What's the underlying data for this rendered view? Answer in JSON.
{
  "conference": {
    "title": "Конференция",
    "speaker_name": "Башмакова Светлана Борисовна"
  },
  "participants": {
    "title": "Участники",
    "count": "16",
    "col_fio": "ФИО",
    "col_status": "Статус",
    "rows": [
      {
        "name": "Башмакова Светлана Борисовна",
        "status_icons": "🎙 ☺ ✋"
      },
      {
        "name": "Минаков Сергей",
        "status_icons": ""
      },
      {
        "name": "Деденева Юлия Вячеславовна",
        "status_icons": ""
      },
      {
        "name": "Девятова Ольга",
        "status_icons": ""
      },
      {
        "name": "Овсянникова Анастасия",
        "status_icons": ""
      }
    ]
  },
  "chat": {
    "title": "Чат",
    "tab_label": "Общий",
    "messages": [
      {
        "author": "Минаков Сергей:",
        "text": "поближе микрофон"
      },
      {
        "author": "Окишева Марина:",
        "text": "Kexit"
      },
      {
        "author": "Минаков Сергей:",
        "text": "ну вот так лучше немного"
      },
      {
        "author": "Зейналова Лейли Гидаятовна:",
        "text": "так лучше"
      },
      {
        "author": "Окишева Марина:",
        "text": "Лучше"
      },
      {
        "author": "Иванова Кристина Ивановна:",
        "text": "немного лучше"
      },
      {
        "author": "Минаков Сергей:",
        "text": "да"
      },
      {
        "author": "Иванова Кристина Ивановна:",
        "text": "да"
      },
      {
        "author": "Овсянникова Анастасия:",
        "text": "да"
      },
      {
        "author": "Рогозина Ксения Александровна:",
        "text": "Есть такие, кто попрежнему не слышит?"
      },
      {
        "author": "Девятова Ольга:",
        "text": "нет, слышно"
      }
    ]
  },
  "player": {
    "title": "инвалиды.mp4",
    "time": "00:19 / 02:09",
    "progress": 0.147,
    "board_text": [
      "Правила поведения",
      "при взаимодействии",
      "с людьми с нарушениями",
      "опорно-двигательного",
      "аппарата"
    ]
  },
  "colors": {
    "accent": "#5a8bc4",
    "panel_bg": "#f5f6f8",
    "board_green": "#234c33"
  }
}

● **Short exercise**: From the entries above, return each line with the word "Светлана" in it.

● **Problem solution**:
    "speaker_name": "Башмакова Светлана Борисовна"
        "name": "Башмакова Светлана Борисовна",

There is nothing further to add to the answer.